(Dataset excerpts)
────────────────────

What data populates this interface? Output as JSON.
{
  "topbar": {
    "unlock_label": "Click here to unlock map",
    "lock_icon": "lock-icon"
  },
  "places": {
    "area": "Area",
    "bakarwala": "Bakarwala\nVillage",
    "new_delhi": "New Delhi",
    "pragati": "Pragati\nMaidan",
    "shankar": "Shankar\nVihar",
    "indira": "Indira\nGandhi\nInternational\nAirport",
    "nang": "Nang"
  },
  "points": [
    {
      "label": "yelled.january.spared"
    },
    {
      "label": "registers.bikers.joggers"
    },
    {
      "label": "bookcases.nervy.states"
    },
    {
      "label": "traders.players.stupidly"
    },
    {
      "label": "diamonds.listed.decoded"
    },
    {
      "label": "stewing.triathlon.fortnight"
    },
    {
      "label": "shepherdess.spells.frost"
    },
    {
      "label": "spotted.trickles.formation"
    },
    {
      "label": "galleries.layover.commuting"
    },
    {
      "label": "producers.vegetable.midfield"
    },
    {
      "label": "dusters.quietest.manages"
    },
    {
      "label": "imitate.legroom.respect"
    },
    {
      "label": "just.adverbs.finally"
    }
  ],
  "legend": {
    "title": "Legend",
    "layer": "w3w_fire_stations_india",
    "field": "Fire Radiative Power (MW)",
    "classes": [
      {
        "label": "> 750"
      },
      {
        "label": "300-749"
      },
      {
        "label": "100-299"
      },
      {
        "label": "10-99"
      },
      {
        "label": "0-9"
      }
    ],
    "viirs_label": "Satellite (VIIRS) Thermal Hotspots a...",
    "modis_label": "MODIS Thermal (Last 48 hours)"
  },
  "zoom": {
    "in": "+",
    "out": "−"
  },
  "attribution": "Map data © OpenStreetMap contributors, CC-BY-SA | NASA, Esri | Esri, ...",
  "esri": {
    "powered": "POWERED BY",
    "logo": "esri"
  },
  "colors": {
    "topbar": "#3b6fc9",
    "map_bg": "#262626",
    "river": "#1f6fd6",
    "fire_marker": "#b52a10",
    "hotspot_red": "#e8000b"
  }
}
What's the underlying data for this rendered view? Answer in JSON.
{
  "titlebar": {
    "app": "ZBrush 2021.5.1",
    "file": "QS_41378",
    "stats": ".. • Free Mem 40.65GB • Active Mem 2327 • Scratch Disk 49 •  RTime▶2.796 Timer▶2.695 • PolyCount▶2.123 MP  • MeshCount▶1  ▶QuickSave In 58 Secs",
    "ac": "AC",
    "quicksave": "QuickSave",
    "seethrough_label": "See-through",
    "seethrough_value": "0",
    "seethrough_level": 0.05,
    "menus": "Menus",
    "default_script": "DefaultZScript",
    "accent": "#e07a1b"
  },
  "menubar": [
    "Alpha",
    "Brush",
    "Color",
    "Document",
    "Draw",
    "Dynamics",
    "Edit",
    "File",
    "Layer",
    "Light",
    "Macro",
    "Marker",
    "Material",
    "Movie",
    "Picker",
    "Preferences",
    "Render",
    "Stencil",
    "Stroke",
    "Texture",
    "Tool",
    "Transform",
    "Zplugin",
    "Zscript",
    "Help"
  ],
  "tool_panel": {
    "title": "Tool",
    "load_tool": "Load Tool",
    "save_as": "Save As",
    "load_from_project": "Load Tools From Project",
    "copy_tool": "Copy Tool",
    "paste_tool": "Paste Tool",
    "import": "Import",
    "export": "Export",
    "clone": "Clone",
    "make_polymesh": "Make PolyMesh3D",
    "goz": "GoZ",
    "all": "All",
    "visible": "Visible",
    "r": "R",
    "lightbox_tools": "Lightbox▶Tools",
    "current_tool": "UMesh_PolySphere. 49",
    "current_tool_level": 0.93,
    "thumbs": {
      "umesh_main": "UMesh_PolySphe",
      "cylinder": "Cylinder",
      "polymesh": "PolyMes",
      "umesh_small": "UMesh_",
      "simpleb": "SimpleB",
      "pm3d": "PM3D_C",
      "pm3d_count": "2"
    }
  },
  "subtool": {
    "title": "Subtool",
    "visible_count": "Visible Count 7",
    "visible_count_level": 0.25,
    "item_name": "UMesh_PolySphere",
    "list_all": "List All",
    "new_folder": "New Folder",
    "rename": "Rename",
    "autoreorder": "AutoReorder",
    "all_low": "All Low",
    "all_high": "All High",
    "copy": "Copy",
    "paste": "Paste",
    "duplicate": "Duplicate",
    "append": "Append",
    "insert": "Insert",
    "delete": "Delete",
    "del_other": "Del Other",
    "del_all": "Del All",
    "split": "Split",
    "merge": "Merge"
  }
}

────────────────────

* Aim:
Quote each line above in full, word for word.

* Correct response:
What data populates this interface? Output as JSON.
{
  "topbar": {
    "unlock_label": "Click here to unlock map",
    "lock_icon": "lock-icon"
  },
  "places": {
    "area": "Area",
    "bakarwala": "Bakarwala\nVillage",
    "new_delhi": "New Delhi",
    "pragati": "Pragati\nMaidan",
    "shankar": "Shankar\nVihar",
    "indira": "Indira\nGandhi\nInternational\nAirport",
    "nang": "Nang"
  },
  "points": [
    {
      "label": "yelled.january.spared"
    },
    {
      "label": "registers.bikers.joggers"
    },
    {
      "label": "bookcases.nervy.states"
    },
    {
      "label": "traders.players.stupidly"
    },
    {
      "label": "diamonds.listed.decoded"
    },
    {
      "label": "stewing.triathlon.fortnight"
    },
    {
      "label": "shepherdess.spells.frost"
    },
    {
      "label": "spotted.trickles.formation"
    },
    {
      "label": "galleries.layover.commuting"
    },
    {
      "label": "producers.vegetable.midfield"
    },
    {
      "label": "dusters.quietest.manages"
    },
    {
      "label": "imitate.legroom.respect"
    },
    {
      "label": "just.adverbs.finally"
    }
  ],
  "legend": {
    "title": "Legend",
    "layer": "w3w_fire_stations_india",
    "field": "Fire Radiative Power (MW)",
    "classes": [
      {
        "label": "> 750"
      },
      {
        "label": "300-749"
      },
      {
        "label": "100-299"
      },
      {
        "label": "10-99"
      },
      {
        "label": "0-9"
      }
    ],
    "viirs_label": "Satellite (VIIRS) Thermal Hotspots a...",
    "modis_label": "MODIS Thermal (Last 48 hours)"
  },
  "zoom": {
    "in": "+",
    "out": "−"
  },
  "attribution": "Map data © OpenStreetMap contributors, CC-BY-SA | NASA, Esri | Esri, ...",
  "esri": {
    "powered": "POWERED BY",
    "logo": "esri"
  },
  "colors": {
    "topbar": "#3b6fc9",
    "map_bg": "#262626",
    "river": "#1f6fd6",
    "fire_marker": "#b52a10",
    "hotspot_red": "#e8000b"
  }
}
What's the underlying data for this rendered view? Answer in JSON.
{
  "titlebar": {
    "app": "ZBrush 2021.5.1",
    "file": "QS_41378",
    "stats": ".. • Free Mem 40.65GB • Active Mem 2327 • Scratch Disk 49 •  RTime▶2.796 Timer▶2.695 • PolyCount▶2.123 MP  • MeshCount▶1  ▶QuickSave In 58 Secs",
    "ac": "AC",
    "quicksave": "QuickSave",
    "seethrough_label": "See-through",
    "seethrough_value": "0",
    "seethrough_level": 0.05,
    "menus": "Menus",
    "default_script": "DefaultZScript",
    "accent": "#e07a1b"
  },
  "menubar": [
    "Alpha",
    "Brush",
    "Color",
    "Document",
    "Draw",
    "Dynamics",
    "Edit",
    "File",
    "Layer",
    "Light",
    "Macro",
    "Marker",
    "Material",
    "Movie",
    "Picker",
    "Preferences",
    "Render",
    "Stencil",
    "Stroke",
    "Texture",
    "Tool",
    "Transform",
    "Zplugin",
    "Zscript",
    "Help"
  ],
  "tool_panel": {
    "title": "Tool",
    "load_tool": "Load Tool",
    "save_as": "Save As",
    "load_from_project": "Load Tools From Project",
    "copy_tool": "Copy Tool",
    "paste_tool": "Paste Tool",
    "import": "Import",
    "export": "Export",
    "clone": "Clone",
    "make_polymesh": "Make PolyMesh3D",
    "goz": "GoZ",
    "all": "All",
    "visible": "Visible",
    "r": "R",
    "lightbox_tools": "Lightbox▶Tools",
    "current_tool": "UMesh_PolySphere. 49",
    "current_tool_level": 0.93,
    "thumbs": {
      "umesh_main": "UMesh_PolySphe",
      "cylinder": "Cylinder",
      "polymesh": "PolyMes",
      "umesh_small": "UMesh_",
      "simpleb": "SimpleB",
      "pm3d": "PM3D_C",
      "pm3d_count": "2"
    }
  },
  "subtool": {
    "title": "Subtool",
    "visible_count": "Visible Count 7",
    "visible_count_level": 0.25,
    "item_name": "UMesh_PolySphere",
    "list_all": "List All",
    "new_folder": "New Folder",
    "rename": "Rename",
    "autoreorder": "AutoReorder",
    "all_low": "All Low",
    "all_high": "All High",
    "copy": "Copy",
    "paste": "Paste",
    "duplicate": "Duplicate",
    "append": "Append",
    "insert": "Insert",
    "delete": "Delete",
    "del_other": "Del Other",
    "del_all": "Del All",
    "split": "Split",
    "merge": "Merge"
  }
}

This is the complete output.